**CONSIGNE**.
Répondez à ces questions à l'aide du texte sur l'émission d'ABSA :
(a) Sur quel marché J.C.Y. How et J.S Howe (2001) ont-ils constaté le même résultat ?
(b) Quelle valeur prend la variable binaire du secteur d'activité quand la firme appartient aux deux secteurs industriel et de haute technologie ?
(c) Selon P. Schultz (1993), de combien la sous-évaluation des ABSA dépasse-t-elle celle des actions ?

**TEXTE À LIRE**.
—————
51 Certains chercheurs considèrent que le choix d’émission d’ABSA est lié au secteur d’appartenance de l’émetteur.

52 Th.J. Chemmanur et P. Fulghieri (1997) avancent que la majorité des émetteurs appartient au secteur industriel risqué.

53 En outre, P. Schultz (1993) montre que les émissions d’ABSA sont réalisées par des émetteurs du secteur industriel et de haute technologie.

54 Le même résultat a été constaté sur le marché américain par B. Jain (1994), J.-L. Garner et B.B. Marshall (2005), ainsi que sur le marché australien par J.C.Y. How et J.S Howe (2001).

55 Pour notre étude, on s’attend à une fréquence plus grande de l’émission d’ABSA dans ces secteurs.

56 Hypothèse 6 : Il existe une relation positive entre le secteur industriel et de haute technologie et la décision d’émission d’ABSA. Nous estimons le secteur d’activité par une variable binaire égale à 1 si la firme appartient aux deux secteurs industriel et de haute technologie, et 0 sinon.

2.2. Les hypothèses relatives aux caractéristiques de l’émission

2.2.1. La sous-évaluation

57 Certains auteurs ont examiné le lien entre la sous-évaluation et le choix d’émission d’ABSA.

58 P. Schultz (1993) met en avant une sous-évaluation des ABSA qui dépasse de 8 % celle des actions. Il explique cela par le fait que les firmes qui émettent des ABSA sont plus petites, plus jeunes, et plus risquées que celles qui émettent des actions ordinaires. Th.J. Chemmanur et P. Fulghieri (1997) montrent que les entreprises les plus risquées, caractérisées par une forte asymétrie d’information, émettent des ABSA sous-évaluées, tandis que les entreprises peu risquées choisissent d’émettre des actions sèches sous-évaluées également. Ce constat a été confirmé par les résultats obtenus par J.C.Y. How et J.S. Howe (2001) et S. Byoun et W.T. Moore (2003).

59 Sur le marché français, E. Ginglinger (1996) explique l’intérêt d’émettre des ABSA sous évaluées. Elle précise que la sous-évaluation d’ABSA donne à l’émission une plus grande souplesse et assure la réussite de l’opération d’émission.

60 Pour P. Chollet et E. Ginglinger (2001), la sous-évaluation des ABSA est un mécanisme de signalisation utilisé par les émetteurs risqués pour inciter les investisseurs à souscrire à l’opération d’émission

61 En reprenant l’intuition de ces modèles, nous supposons que l’émission d’ABSA est liée positivement au degré de sous-évaluation.
—————
**MATÉRIEL FOURNI**.
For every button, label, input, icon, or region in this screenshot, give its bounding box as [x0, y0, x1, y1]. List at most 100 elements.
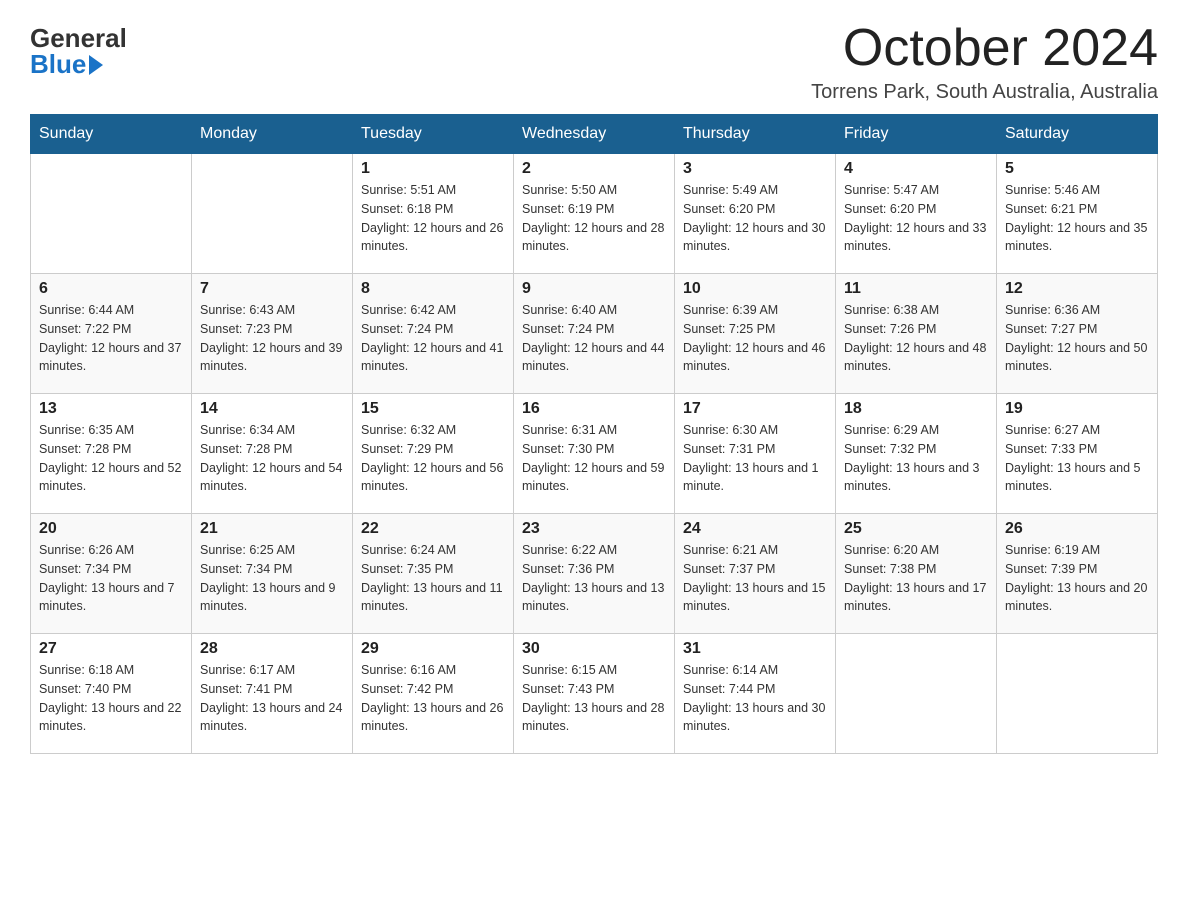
—————
**RÉPONSE**.
(a) Le marché australien.
(b) 1.
(c) De 8 %.